** Start SELECTED TEXT **

This will be the third straight year of tax cuts. In 2021, they passed a $100 million package that included expanded exemptions for dependent children and reduced taxes for retired military members and Social Security dependents.

In 2022, lawmakers wasted no time, ramming through a nearly $200 million tax cut package before the session was even half over. That included $160 million to drop the state’s flat income tax rate for individuals and corporations from 4.95% to 4.85%. The bill added about $15 million for an Earned Income Tax Credit to benefit low-income Utahns and $16 million to expand the state’s Social Security tax credit.

This year, the push toward tax cuts is moving much more slowly. House Speaker Brad Wilson, R-Layton, promised “historic tax cuts” during his speech on opening day. He predicted the final tax reduction package would likely include a combination of income taxes, social security tax reductions and other measures. Wilson says all the tax cut proposals are on hold as House and Senate Republicans negotiate behind the scenes.

“I’d like to see a larger cut than what we’ve set aside money for. We’ll work that out as we get budget numbers later this session,” Wilson later told members of the press.

Those tax cuts do come with a cost. Revenue not collected or sent back to Utahns is money not spent on state programs or Utah’s historically low per-pupil education funding.

Rep. Nelson Abbott, R-Orem, wants to take a big swing at tax cuts this year. His House Bill 240 aims to drop the state’s income tax rate from 4.85% to 4.65%, which doubles last year’s tax cut and carries a price tag of more than $379 million annually.

“We gave a tax cut last year and even the year before. I think the appetite is there for a bigger cut,” Abbott said in an interview with The Salt Lake Tribune.

(Francisco Kjolseth | The Salt Lake Tribune) Rep. Nelson Abbott, R-Orem, attends a House Transportation Standing Committee hearing at the Utah Capitol on Wednesday, Jan. 25, 2023.

** End SELECTED TEXT **
** Start RAW RECORDS **

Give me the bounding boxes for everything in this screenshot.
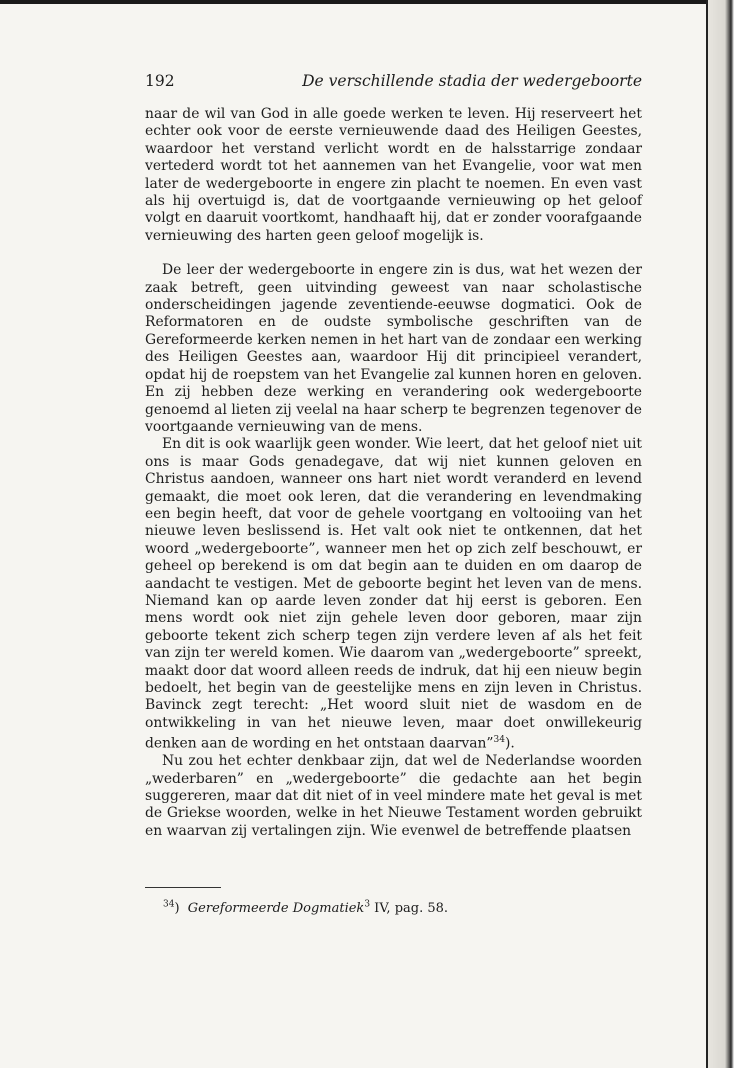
footnote-marker-close: ) [174,901,180,916]
footnote-edition: 3 [364,899,371,910]
page-number: 192 [145,72,175,90]
page-edge-line [706,0,708,1068]
footnote-reference-close: ). [505,735,515,752]
footnote-title: Gereformeerde Dogmatiek [187,901,365,916]
footnote [163,901,448,916]
paragraph: naar de wil van God in alle goede werken te leven. Hij reserveert het echter ook voor de eerste vernieuwende daad des Heiligen Geestes, waardoor het verstand verlicht wordt en de halsstarrige zondaar vertederd wordt tot het aannemen van het Evangelie, voor wat men later de wedergeboorte in engere zin placht te noemen. En even vast als hij overtuigd is, dat de voortgaande vernieuwing op het geloof volgt en daaruit voortkomt, handhaaft hij, dat er zonder voorafgaande vernieuwing des harten geen geloof mogelijk is. [145,106,642,244]
body-text [145,106,642,840]
footnote-reference: 34 [493,735,505,746]
paragraph: Nu zou het echter denkbaar zijn, dat wel de Nederlandse woorden „wederbaren” en „wedergeboorte” die gedachte aan het begin suggereren, maar dat dit niet of in veel mindere mate het geval is met de Griekse woorden, welke in het Nieuwe Testament worden gebruikt en waarvan zij vertalingen zijn. Wie evenwel de betreffende plaatsen [145,753,642,839]
footnote-marker: 34 [163,899,175,910]
footnote-citation: IV, pag. 58. [370,901,449,916]
footnote-rule [145,887,221,888]
paragraph: De leer der wedergeboorte in engere zin is dus, wat het wezen der zaak betreft, geen uitvinding geweest van naar scholastische onderscheidingen jagende zeventiende-eeuwse dogmatici. Ook de Reformatoren en de oudste symbolische geschriften van de Gereformeerde kerken nemen in het hart van de zondaar een werking des Heiligen Geestes aan, waardoor Hij dit principieel verandert, opdat hij de roepstem van het Evangelie zal kunnen horen en geloven. En zij hebben deze werking en verandering ook wedergeboorte genoemd al lieten zij veelal na haar scherp te begrenzen tegenover de voortgaande vernieuwing van de mens. [145,262,642,435]
paragraph [145,436,642,753]
scan-top-edge [0,0,738,4]
page-header [145,72,642,94]
scan-right-edge [707,0,738,1068]
running-title: De verschillende stadia der wedergeboorte [302,72,642,90]
paragraph-text: En dit is ook waarlijk geen wonder. Wie leert, dat het geloof niet uit ons is maar Gods genadegave, dat wij niet kunnen geloven en Christus aandoen, wanneer ons hart niet wordt veranderd en levend gemaakt, die moet ook leren, dat die verandering en levendmaking een begin heeft, dat voor de gehele voortgang en voltooiing van het nieuwe leven beslissend is. Het valt ook niet te ontkennen, dat het woord „wedergeboorte”, wanneer men het op zich zelf beschouwt, er geheel op berekend is om dat begin aan te duiden en om daarop de aandacht te vestigen. Met de geboorte begint het leven van de mens. Niemand kan op aarde leven zonder dat hij eerst is geboren. Een mens wordt ook niet zijn gehele leven door geboren, maar zijn geboorte tekent zich scherp tegen zijn verdere leven af als het feit van zijn ter wereld komen. Wie daarom van „wedergeboorte” spreekt, maakt door dat woord alleen reeds de indruk, dat hij een nieuw begin bedoelt, het begin van de geestelijke mens en zijn leven in Christus. Bavinck zegt terecht: „Het woord sluit niet de wasdom en de ontwikkeling in van het nieuwe leven, maar doet onwillekeurig denken aan de wording en het ontstaan daarvan” [145,436,642,752]
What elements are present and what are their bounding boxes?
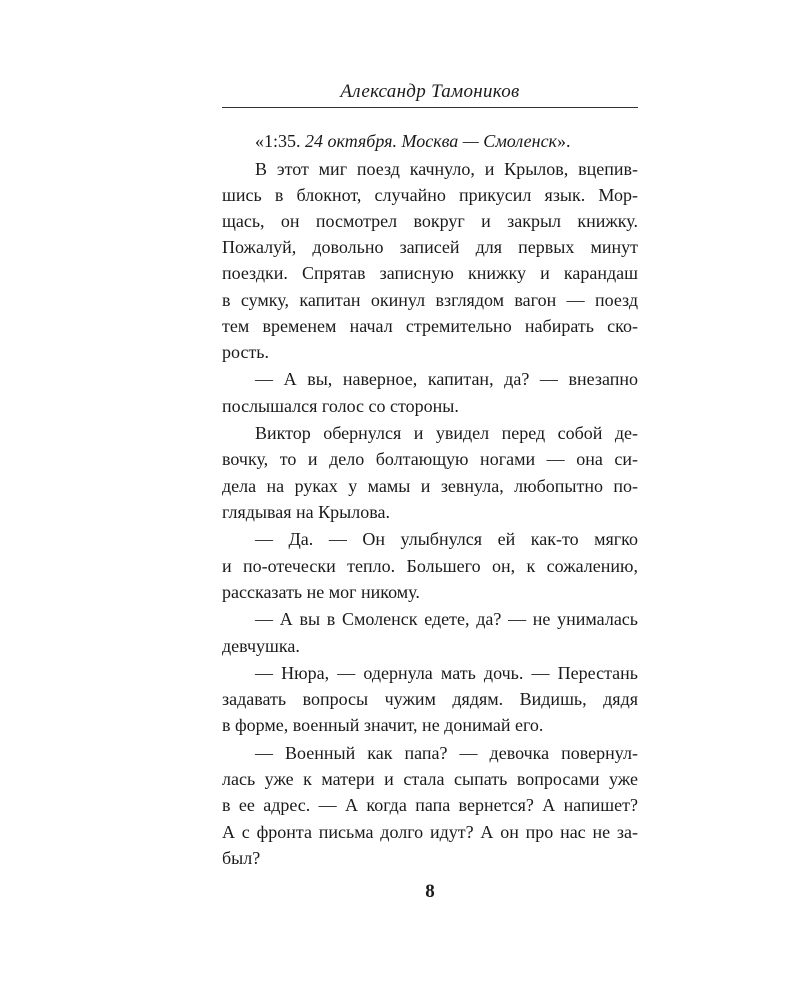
paragraph-line: глядывая на Крылова. (222, 501, 390, 522)
paragraph-line: — Нюра, — одернула мать дочь. — Перестань (255, 663, 638, 684)
paragraph-line: рость. (222, 341, 270, 362)
header-rule (222, 107, 638, 108)
paragraph-line: поездки. Спрятав записную книжку и карандаш (222, 263, 638, 284)
opening-line (222, 128, 638, 154)
paragraph-line: дела на руках у мамы и зевнула, любопытно по- (222, 475, 638, 496)
paragraph-line: рассказать не мог никому. (222, 581, 420, 602)
opening-quote-close: ». (556, 131, 571, 151)
paragraph-line: — Да. — Он улыбнулся ей как-то мягко (255, 529, 638, 550)
page-number: 8 (425, 881, 435, 902)
paragraph-line: вочку, то и дело болтающую ногами — она си- (222, 449, 638, 470)
body-text (222, 128, 638, 871)
paragraph-line: девчушка. (222, 635, 300, 656)
paragraph-line: тем временем начал стремительно набирать ско- (222, 315, 638, 336)
paragraph-line: — А вы в Смоленск едете, да? — не унималась (255, 609, 638, 630)
opening-date-place: 24 октября. Москва — Смоленск (305, 131, 557, 151)
paragraph-line: был? (222, 847, 261, 868)
paragraph-line: в форме, военный значит, не донимай его. (222, 715, 544, 736)
running-head: Александр Тамоников (340, 81, 520, 102)
paragraph-line: Пожалуй, довольно записей для первых минут (222, 237, 638, 258)
paragraph-line: щась, он посмотрел вокруг и закрыл книжку. (222, 210, 638, 231)
paragraph-line: лась уже к матери и стала сыпать вопросами уже (222, 769, 638, 790)
paragraph-line: В этот миг поезд качнуло, и Крылов, вцепив- (255, 158, 638, 179)
paragraph-line: А с фронта письма долго идут? А он про нас не за- (222, 821, 638, 842)
paragraph-line: в сумку, капитан окинул взглядом вагон — поезд (222, 289, 638, 310)
paragraph-line: послышался голос со стороны. (222, 395, 459, 416)
paragraph-line: задавать вопросы чужим дядям. Видишь, дядя (222, 689, 638, 710)
paragraph-line: — А вы, наверное, капитан, да? — внезапно (255, 369, 638, 390)
paragraph-line: шись в блокнот, случайно прикусил язык. Мор- (222, 184, 638, 205)
opening-quote-open: «1:35. (255, 131, 306, 151)
paragraph-line: и по-отечески тепло. Большего он, к сожалению, (222, 555, 638, 576)
paragraph-line: в ее адрес. — А когда папа вернется? А напишет? (222, 795, 638, 816)
paragraph-line: — Военный как папа? — девочка повернул- (255, 743, 638, 764)
paragraph-line: Виктор обернулся и увидел перед собой де- (255, 423, 638, 444)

** End RAW RECORDS **

WHAT THE EXERCISE ASKS:
Answer these questions from the Utah tax cut article:
(a) What was the dollar size of the tax cut package passed in 2021?
(b) In 2022, the state's flat income tax rate was dropped from 4.95% to what rate?
(c) What income tax rate does House Bill 240 aim for?

SOLUTION BELOW:
(a) $100 million
(b) 4.85%
(c) 4.65%